Supplied records:
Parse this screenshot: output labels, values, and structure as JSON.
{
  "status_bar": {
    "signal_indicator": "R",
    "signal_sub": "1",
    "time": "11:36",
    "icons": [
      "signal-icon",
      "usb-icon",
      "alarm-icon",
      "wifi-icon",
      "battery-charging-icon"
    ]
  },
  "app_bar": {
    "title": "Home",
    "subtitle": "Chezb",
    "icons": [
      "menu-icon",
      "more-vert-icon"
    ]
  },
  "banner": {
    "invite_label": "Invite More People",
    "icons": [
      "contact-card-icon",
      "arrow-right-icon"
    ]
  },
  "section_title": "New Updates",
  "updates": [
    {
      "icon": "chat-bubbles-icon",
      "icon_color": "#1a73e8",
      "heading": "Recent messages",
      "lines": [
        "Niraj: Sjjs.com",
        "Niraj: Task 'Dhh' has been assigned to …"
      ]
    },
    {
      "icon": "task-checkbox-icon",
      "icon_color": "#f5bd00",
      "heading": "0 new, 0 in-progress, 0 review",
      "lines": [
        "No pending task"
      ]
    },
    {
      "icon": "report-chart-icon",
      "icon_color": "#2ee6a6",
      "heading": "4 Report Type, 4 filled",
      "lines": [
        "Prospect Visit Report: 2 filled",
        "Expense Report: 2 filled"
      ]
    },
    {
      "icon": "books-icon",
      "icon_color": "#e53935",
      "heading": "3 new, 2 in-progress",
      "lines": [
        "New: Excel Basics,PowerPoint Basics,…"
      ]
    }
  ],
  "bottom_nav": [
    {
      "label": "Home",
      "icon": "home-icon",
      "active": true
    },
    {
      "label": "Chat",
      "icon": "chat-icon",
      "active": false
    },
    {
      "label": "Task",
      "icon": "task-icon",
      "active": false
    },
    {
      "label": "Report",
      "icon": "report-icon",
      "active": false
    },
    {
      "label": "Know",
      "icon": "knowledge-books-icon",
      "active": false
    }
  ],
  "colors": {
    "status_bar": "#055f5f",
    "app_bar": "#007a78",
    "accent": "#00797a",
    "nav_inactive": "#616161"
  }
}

Task brief: Repeat the records above exactly, from the first line to the last.

Task answer:
Parse this screenshot: output labels, values, and structure as JSON.
{
  "status_bar": {
    "signal_indicator": "R",
    "signal_sub": "1",
    "time": "11:36",
    "icons": [
      "signal-icon",
      "usb-icon",
      "alarm-icon",
      "wifi-icon",
      "battery-charging-icon"
    ]
  },
  "app_bar": {
    "title": "Home",
    "subtitle": "Chezb",
    "icons": [
      "menu-icon",
      "more-vert-icon"
    ]
  },
  "banner": {
    "invite_label": "Invite More People",
    "icons": [
      "contact-card-icon",
      "arrow-right-icon"
    ]
  },
  "section_title": "New Updates",
  "updates": [
    {
      "icon": "chat-bubbles-icon",
      "icon_color": "#1a73e8",
      "heading": "Recent messages",
      "lines": [
        "Niraj: Sjjs.com",
        "Niraj: Task 'Dhh' has been assigned to …"
      ]
    },
    {
      "icon": "task-checkbox-icon",
      "icon_color": "#f5bd00",
      "heading": "0 new, 0 in-progress, 0 review",
      "lines": [
        "No pending task"
      ]
    },
    {
      "icon": "report-chart-icon",
      "icon_color": "#2ee6a6",
      "heading": "4 Report Type, 4 filled",
      "lines": [
        "Prospect Visit Report: 2 filled",
        "Expense Report: 2 filled"
      ]
    },
    {
      "icon": "books-icon",
      "icon_color": "#e53935",
      "heading": "3 new, 2 in-progress",
      "lines": [
        "New: Excel Basics,PowerPoint Basics,…"
      ]
    }
  ],
  "bottom_nav": [
    {
      "label": "Home",
      "icon": "home-icon",
      "active": true
    },
    {
      "label": "Chat",
      "icon": "chat-icon",
      "active": false
    },
    {
      "label": "Task",
      "icon": "task-icon",
      "active": false
    },
    {
      "label": "Report",
      "icon": "report-icon",
      "active": false
    },
    {
      "label": "Know",
      "icon": "knowledge-books-icon",
      "active": false
    }
  ],
  "colors": {
    "status_bar": "#055f5f",
    "app_bar": "#007a78",
    "accent": "#00797a",
    "nav_inactive": "#616161"
  }
}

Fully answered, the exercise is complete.